# EXERCISE PROMPT
Copy each line below in which the word "國際油品價格日比較趨勢圖" occurs.

# EXERCISE MATERIALS
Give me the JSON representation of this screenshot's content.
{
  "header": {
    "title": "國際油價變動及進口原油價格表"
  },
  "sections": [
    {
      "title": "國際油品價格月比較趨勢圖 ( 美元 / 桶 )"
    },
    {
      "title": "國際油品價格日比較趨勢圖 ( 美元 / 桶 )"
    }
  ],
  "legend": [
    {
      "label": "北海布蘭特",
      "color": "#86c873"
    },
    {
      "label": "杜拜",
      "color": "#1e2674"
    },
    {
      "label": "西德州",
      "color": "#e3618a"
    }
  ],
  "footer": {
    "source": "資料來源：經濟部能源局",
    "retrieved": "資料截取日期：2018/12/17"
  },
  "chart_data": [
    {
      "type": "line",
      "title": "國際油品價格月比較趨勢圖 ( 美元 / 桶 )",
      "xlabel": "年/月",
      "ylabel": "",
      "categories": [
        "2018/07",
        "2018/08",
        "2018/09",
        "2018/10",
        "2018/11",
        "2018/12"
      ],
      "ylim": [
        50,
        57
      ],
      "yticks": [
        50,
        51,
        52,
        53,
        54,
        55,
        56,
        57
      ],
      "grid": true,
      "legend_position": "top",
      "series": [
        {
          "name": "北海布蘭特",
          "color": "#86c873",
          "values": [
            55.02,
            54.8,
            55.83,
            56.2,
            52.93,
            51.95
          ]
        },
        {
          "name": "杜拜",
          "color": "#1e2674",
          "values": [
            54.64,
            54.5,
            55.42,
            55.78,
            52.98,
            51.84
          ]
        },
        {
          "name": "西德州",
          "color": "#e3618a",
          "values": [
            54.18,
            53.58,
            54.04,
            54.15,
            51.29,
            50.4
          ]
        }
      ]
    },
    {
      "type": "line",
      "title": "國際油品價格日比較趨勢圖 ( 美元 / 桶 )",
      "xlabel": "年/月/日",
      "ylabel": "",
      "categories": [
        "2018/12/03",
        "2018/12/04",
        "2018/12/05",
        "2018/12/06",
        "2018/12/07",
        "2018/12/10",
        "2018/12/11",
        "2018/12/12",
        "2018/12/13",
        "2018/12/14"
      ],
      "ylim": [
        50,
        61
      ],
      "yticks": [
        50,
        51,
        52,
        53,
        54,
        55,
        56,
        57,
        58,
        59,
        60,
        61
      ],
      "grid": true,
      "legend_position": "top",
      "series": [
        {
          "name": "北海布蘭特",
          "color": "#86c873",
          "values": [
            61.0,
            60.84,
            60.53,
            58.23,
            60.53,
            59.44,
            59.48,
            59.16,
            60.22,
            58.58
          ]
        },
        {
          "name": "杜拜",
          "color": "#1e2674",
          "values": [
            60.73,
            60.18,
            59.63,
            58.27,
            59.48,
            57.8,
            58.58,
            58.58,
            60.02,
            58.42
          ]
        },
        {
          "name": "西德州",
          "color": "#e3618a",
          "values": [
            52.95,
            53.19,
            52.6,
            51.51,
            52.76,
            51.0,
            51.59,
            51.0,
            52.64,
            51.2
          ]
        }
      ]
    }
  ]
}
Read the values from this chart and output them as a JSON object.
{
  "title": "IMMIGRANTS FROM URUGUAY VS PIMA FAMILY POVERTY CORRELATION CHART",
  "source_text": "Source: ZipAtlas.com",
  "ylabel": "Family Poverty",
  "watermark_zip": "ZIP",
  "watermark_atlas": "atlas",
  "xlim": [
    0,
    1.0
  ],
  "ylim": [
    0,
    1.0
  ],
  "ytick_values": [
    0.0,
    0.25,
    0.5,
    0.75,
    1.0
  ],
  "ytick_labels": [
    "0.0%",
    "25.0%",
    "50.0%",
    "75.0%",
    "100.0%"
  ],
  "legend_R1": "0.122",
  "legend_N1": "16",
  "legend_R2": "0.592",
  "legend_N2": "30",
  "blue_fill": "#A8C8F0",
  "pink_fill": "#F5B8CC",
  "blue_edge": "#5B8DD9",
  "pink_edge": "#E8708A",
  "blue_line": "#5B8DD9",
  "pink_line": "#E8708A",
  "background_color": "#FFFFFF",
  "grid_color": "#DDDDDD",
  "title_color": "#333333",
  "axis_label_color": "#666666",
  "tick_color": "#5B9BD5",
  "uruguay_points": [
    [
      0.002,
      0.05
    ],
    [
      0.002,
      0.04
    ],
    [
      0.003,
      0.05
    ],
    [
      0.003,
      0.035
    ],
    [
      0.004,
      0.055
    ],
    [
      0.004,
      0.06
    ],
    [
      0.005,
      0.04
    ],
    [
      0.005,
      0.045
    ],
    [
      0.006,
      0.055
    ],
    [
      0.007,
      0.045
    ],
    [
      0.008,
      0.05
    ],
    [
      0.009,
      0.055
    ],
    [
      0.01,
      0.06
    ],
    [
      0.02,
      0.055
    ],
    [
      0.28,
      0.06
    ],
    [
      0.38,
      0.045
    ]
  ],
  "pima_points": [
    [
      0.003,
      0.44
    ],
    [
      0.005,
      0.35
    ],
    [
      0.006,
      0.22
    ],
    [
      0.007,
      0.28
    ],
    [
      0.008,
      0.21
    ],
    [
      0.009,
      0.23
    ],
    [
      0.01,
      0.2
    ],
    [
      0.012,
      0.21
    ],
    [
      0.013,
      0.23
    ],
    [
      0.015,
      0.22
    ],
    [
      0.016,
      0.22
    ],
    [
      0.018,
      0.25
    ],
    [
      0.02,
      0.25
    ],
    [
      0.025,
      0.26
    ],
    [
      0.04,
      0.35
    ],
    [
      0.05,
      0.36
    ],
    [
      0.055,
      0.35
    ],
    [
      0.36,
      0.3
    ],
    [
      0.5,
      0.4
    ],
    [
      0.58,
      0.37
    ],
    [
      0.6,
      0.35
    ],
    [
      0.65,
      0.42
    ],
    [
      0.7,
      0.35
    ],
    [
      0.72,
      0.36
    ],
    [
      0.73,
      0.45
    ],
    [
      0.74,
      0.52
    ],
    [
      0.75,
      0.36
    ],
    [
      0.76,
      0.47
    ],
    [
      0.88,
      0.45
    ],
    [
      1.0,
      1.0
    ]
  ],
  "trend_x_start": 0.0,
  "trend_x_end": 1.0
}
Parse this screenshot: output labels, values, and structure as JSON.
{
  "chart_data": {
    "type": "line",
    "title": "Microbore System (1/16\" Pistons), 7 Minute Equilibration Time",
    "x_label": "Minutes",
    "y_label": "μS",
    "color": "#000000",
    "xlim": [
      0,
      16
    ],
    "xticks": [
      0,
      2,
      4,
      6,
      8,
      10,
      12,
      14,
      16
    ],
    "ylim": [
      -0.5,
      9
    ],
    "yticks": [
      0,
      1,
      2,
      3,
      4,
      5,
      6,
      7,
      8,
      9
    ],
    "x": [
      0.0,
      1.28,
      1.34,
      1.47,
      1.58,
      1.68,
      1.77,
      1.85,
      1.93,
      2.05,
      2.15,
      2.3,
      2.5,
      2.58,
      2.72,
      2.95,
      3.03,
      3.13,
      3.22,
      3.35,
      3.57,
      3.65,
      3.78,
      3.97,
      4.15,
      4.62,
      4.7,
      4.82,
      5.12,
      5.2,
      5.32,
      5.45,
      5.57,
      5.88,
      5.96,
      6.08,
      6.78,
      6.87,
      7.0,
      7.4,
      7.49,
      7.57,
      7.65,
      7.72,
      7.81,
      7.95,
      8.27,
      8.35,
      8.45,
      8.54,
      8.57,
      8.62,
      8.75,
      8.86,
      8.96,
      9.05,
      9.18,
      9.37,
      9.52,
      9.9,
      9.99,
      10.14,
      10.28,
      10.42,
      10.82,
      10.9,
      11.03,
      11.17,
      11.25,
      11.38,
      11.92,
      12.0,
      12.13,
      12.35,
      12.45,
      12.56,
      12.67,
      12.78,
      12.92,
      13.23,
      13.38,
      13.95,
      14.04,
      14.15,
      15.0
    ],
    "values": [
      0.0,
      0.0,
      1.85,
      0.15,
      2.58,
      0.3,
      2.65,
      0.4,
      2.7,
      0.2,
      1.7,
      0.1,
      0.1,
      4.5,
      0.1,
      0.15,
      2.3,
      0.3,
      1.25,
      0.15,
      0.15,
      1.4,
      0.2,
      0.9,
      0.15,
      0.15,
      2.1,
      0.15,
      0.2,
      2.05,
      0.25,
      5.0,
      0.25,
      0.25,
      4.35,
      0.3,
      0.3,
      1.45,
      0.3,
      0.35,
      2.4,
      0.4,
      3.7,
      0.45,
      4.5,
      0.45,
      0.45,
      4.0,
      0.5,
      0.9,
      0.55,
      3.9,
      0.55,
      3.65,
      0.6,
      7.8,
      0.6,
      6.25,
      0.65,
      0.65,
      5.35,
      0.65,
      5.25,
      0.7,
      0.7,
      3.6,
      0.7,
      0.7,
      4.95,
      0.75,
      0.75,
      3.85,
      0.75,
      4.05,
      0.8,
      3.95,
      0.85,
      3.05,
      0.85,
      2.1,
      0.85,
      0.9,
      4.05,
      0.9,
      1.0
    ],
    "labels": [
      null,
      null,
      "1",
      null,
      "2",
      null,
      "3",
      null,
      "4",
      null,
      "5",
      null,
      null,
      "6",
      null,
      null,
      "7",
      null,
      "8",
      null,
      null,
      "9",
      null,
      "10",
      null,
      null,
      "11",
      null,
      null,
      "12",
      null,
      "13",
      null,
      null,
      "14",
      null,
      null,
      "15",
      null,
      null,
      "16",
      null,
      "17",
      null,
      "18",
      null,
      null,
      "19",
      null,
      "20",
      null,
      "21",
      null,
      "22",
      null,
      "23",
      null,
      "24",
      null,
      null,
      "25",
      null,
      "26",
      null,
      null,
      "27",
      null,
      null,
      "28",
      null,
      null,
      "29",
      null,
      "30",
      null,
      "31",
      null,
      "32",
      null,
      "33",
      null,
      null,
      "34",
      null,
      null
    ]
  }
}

# FINISHED EXERCISE
      "title": "國際油品價格日比較趨勢圖 ( 美元 / 桶 )"
      "title": "國際油品價格日比較趨勢圖 ( 美元 / 桶 )",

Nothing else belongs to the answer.